» Saved entries
━━━━
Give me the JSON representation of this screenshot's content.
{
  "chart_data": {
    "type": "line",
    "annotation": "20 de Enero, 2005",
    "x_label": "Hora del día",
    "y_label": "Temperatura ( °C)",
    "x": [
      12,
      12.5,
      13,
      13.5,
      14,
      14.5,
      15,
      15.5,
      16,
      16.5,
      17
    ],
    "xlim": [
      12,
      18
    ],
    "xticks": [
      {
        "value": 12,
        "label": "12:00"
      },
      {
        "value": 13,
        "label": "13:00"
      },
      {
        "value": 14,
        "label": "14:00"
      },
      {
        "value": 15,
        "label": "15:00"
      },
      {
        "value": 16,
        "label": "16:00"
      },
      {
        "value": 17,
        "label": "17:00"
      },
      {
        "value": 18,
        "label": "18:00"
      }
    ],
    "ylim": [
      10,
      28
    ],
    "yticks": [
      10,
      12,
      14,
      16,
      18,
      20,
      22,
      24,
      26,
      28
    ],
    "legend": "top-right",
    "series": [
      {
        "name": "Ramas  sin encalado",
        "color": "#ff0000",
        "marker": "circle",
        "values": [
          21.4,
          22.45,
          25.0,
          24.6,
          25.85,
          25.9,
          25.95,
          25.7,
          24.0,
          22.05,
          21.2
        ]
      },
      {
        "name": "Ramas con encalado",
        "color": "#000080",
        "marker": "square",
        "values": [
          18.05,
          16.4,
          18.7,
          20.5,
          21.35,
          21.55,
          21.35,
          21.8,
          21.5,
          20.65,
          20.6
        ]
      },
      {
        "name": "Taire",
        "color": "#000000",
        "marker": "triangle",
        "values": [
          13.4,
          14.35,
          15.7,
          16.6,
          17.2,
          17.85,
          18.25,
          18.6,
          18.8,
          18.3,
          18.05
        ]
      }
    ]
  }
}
━━━━
» PROBLEM TO SOLVE
Nothing should be changed: write out all of the data as is.

» CORRECT RESULT
Give me the JSON representation of this screenshot's content.
{
  "chart_data": {
    "type": "line",
    "annotation": "20 de Enero, 2005",
    "x_label": "Hora del día",
    "y_label": "Temperatura ( °C)",
    "x": [
      12,
      12.5,
      13,
      13.5,
      14,
      14.5,
      15,
      15.5,
      16,
      16.5,
      17
    ],
    "xlim": [
      12,
      18
    ],
    "xticks": [
      {
        "value": 12,
        "label": "12:00"
      },
      {
        "value": 13,
        "label": "13:00"
      },
      {
        "value": 14,
        "label": "14:00"
      },
      {
        "value": 15,
        "label": "15:00"
      },
      {
        "value": 16,
        "label": "16:00"
      },
      {
        "value": 17,
        "label": "17:00"
      },
      {
        "value": 18,
        "label": "18:00"
      }
    ],
    "ylim": [
      10,
      28
    ],
    "yticks": [
      10,
      12,
      14,
      16,
      18,
      20,
      22,
      24,
      26,
      28
    ],
    "legend": "top-right",
    "series": [
      {
        "name": "Ramas  sin encalado",
        "color": "#ff0000",
        "marker": "circle",
        "values": [
          21.4,
          22.45,
          25.0,
          24.6,
          25.85,
          25.9,
          25.95,
          25.7,
          24.0,
          22.05,
          21.2
        ]
      },
      {
        "name": "Ramas con encalado",
        "color": "#000080",
        "marker": "square",
        "values": [
          18.05,
          16.4,
          18.7,
          20.5,
          21.35,
          21.55,
          21.35,
          21.8,
          21.5,
          20.65,
          20.6
        ]
      },
      {
        "name": "Taire",
        "color": "#000000",
        "marker": "triangle",
        "values": [
          13.4,
          14.35,
          15.7,
          16.6,
          17.2,
          17.85,
          18.25,
          18.6,
          18.8,
          18.3,
          18.05
        ]
      }
    ]
  }
}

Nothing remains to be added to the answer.